Dataset listings of figures
>>>>>

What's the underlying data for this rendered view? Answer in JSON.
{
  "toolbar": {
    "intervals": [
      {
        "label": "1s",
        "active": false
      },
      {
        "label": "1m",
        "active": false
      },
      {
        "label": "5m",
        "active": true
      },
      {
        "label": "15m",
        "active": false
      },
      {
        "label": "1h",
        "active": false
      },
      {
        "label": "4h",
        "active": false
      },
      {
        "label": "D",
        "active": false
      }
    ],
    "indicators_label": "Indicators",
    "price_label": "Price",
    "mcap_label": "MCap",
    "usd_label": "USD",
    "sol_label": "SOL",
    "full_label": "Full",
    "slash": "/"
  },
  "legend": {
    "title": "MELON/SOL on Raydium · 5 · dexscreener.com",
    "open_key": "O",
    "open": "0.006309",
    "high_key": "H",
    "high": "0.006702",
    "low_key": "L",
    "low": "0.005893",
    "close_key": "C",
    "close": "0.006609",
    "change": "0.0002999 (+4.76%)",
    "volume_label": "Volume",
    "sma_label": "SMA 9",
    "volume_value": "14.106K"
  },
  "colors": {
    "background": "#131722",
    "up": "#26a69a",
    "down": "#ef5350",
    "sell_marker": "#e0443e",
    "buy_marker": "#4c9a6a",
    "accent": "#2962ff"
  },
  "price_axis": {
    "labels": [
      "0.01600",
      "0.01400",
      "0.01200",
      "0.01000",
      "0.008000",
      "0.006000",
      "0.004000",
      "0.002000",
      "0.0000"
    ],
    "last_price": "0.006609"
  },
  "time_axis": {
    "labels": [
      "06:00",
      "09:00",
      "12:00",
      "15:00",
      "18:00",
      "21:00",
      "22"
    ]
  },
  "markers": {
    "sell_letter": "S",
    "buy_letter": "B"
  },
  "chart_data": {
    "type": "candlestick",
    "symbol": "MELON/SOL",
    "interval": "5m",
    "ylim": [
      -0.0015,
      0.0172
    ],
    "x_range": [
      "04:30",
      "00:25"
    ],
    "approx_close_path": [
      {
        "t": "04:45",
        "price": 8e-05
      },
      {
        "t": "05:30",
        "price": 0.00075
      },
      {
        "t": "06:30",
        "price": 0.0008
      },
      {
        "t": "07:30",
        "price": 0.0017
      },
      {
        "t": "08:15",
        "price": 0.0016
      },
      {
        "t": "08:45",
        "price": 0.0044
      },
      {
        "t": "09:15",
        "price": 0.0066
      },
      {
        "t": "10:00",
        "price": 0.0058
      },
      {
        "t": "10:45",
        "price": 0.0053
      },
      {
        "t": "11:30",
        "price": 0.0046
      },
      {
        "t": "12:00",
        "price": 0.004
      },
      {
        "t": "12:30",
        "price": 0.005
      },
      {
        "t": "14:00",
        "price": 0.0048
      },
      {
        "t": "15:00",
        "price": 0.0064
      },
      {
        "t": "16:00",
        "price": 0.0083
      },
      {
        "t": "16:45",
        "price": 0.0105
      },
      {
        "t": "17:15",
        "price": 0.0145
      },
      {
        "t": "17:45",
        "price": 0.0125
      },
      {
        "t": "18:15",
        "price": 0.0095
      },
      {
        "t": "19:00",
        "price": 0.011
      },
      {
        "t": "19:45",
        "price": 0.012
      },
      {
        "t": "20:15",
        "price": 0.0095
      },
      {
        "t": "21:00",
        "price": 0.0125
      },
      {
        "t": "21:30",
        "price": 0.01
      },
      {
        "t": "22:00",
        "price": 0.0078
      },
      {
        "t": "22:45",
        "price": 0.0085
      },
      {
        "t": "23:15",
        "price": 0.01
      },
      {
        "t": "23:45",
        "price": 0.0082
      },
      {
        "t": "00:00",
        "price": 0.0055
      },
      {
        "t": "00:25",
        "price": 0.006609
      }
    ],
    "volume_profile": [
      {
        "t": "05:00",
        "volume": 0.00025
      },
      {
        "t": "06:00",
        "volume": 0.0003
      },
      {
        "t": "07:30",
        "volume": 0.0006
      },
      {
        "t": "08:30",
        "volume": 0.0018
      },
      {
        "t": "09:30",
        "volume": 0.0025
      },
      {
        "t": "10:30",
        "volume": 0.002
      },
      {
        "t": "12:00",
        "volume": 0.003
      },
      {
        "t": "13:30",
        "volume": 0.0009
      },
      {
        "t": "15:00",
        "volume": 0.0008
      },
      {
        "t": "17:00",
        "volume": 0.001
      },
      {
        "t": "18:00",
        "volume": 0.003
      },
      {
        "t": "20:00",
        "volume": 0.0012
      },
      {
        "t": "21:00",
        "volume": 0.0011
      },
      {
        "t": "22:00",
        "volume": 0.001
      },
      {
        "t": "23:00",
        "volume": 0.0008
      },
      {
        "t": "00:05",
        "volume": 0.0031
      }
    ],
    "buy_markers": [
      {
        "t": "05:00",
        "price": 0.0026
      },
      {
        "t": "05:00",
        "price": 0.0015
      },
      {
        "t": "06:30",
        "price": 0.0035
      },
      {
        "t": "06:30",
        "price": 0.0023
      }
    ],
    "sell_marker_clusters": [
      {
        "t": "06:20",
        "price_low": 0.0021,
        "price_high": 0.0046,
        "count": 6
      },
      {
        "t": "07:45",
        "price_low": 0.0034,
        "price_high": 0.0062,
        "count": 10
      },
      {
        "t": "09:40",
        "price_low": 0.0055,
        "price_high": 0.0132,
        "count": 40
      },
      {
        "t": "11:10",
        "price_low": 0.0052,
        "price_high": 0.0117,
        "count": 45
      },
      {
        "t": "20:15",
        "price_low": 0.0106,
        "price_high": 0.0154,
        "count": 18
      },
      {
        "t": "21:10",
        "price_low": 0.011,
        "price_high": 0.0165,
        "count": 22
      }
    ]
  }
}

<<<<<

Description of the task:
Quote all of the entries verbatim.

Problem solution:
What's the underlying data for this rendered view? Answer in JSON.
{
  "toolbar": {
    "intervals": [
      {
        "label": "1s",
        "active": false
      },
      {
        "label": "1m",
        "active": false
      },
      {
        "label": "5m",
        "active": true
      },
      {
        "label": "15m",
        "active": false
      },
      {
        "label": "1h",
        "active": false
      },
      {
        "label": "4h",
        "active": false
      },
      {
        "label": "D",
        "active": false
      }
    ],
    "indicators_label": "Indicators",
    "price_label": "Price",
    "mcap_label": "MCap",
    "usd_label": "USD",
    "sol_label": "SOL",
    "full_label": "Full",
    "slash": "/"
  },
  "legend": {
    "title": "MELON/SOL on Raydium · 5 · dexscreener.com",
    "open_key": "O",
    "open": "0.006309",
    "high_key": "H",
    "high": "0.006702",
    "low_key": "L",
    "low": "0.005893",
    "close_key": "C",
    "close": "0.006609",
    "change": "0.0002999 (+4.76%)",
    "volume_label": "Volume",
    "sma_label": "SMA 9",
    "volume_value": "14.106K"
  },
  "colors": {
    "background": "#131722",
    "up": "#26a69a",
    "down": "#ef5350",
    "sell_marker": "#e0443e",
    "buy_marker": "#4c9a6a",
    "accent": "#2962ff"
  },
  "price_axis": {
    "labels": [
      "0.01600",
      "0.01400",
      "0.01200",
      "0.01000",
      "0.008000",
      "0.006000",
      "0.004000",
      "0.002000",
      "0.0000"
    ],
    "last_price": "0.006609"
  },
  "time_axis": {
    "labels": [
      "06:00",
      "09:00",
      "12:00",
      "15:00",
      "18:00",
      "21:00",
      "22"
    ]
  },
  "markers": {
    "sell_letter": "S",
    "buy_letter": "B"
  },
  "chart_data": {
    "type": "candlestick",
    "symbol": "MELON/SOL",
    "interval": "5m",
    "ylim": [
      -0.0015,
      0.0172
    ],
    "x_range": [
      "04:30",
      "00:25"
    ],
    "approx_close_path": [
      {
        "t": "04:45",
        "price": 8e-05
      },
      {
        "t": "05:30",
        "price": 0.00075
      },
      {
        "t": "06:30",
        "price": 0.0008
      },
      {
        "t": "07:30",
        "price": 0.0017
      },
      {
        "t": "08:15",
        "price": 0.0016
      },
      {
        "t": "08:45",
        "price": 0.0044
      },
      {
        "t": "09:15",
        "price": 0.0066
      },
      {
        "t": "10:00",
        "price": 0.0058
      },
      {
        "t": "10:45",
        "price": 0.0053
      },
      {
        "t": "11:30",
        "price": 0.0046
      },
      {
        "t": "12:00",
        "price": 0.004
      },
      {
        "t": "12:30",
        "price": 0.005
      },
      {
        "t": "14:00",
        "price": 0.0048
      },
      {
        "t": "15:00",
        "price": 0.0064
      },
      {
        "t": "16:00",
        "price": 0.0083
      },
      {
        "t": "16:45",
        "price": 0.0105
      },
      {
        "t": "17:15",
        "price": 0.0145
      },
      {
        "t": "17:45",
        "price": 0.0125
      },
      {
        "t": "18:15",
        "price": 0.0095
      },
      {
        "t": "19:00",
        "price": 0.011
      },
      {
        "t": "19:45",
        "price": 0.012
      },
      {
        "t": "20:15",
        "price": 0.0095
      },
      {
        "t": "21:00",
        "price": 0.0125
      },
      {
        "t": "21:30",
        "price": 0.01
      },
      {
        "t": "22:00",
        "price": 0.0078
      },
      {
        "t": "22:45",
        "price": 0.0085
      },
      {
        "t": "23:15",
        "price": 0.01
      },
      {
        "t": "23:45",
        "price": 0.0082
      },
      {
        "t": "00:00",
        "price": 0.0055
      },
      {
        "t": "00:25",
        "price": 0.006609
      }
    ],
    "volume_profile": [
      {
        "t": "05:00",
        "volume": 0.00025
      },
      {
        "t": "06:00",
        "volume": 0.0003
      },
      {
        "t": "07:30",
        "volume": 0.0006
      },
      {
        "t": "08:30",
        "volume": 0.0018
      },
      {
        "t": "09:30",
        "volume": 0.0025
      },
      {
        "t": "10:30",
        "volume": 0.002
      },
      {
        "t": "12:00",
        "volume": 0.003
      },
      {
        "t": "13:30",
        "volume": 0.0009
      },
      {
        "t": "15:00",
        "volume": 0.0008
      },
      {
        "t": "17:00",
        "volume": 0.001
      },
      {
        "t": "18:00",
        "volume": 0.003
      },
      {
        "t": "20:00",
        "volume": 0.0012
      },
      {
        "t": "21:00",
        "volume": 0.0011
      },
      {
        "t": "22:00",
        "volume": 0.001
      },
      {
        "t": "23:00",
        "volume": 0.0008
      },
      {
        "t": "00:05",
        "volume": 0.0031
      }
    ],
    "buy_markers": [
      {
        "t": "05:00",
        "price": 0.0026
      },
      {
        "t": "05:00",
        "price": 0.0015
      },
      {
        "t": "06:30",
        "price": 0.0035
      },
      {
        "t": "06:30",
        "price": 0.0023
      }
    ],
    "sell_marker_clusters": [
      {
        "t": "06:20",
        "price_low": 0.0021,
        "price_high": 0.0046,
        "count": 6
      },
      {
        "t": "07:45",
        "price_low": 0.0034,
        "price_high": 0.0062,
        "count": 10
      },
      {
        "t": "09:40",
        "price_low": 0.0055,
        "price_high": 0.0132,
        "count": 40
      },
      {
        "t": "11:10",
        "price_low": 0.0052,
        "price_high": 0.0117,
        "count": 45
      },
      {
        "t": "20:15",
        "price_low": 0.0106,
        "price_high": 0.0154,
        "count": 18
      },
      {
        "t": "21:10",
        "price_low": 0.011,
        "price_high": 0.0165,
        "count": 22
      }
    ]
  }
}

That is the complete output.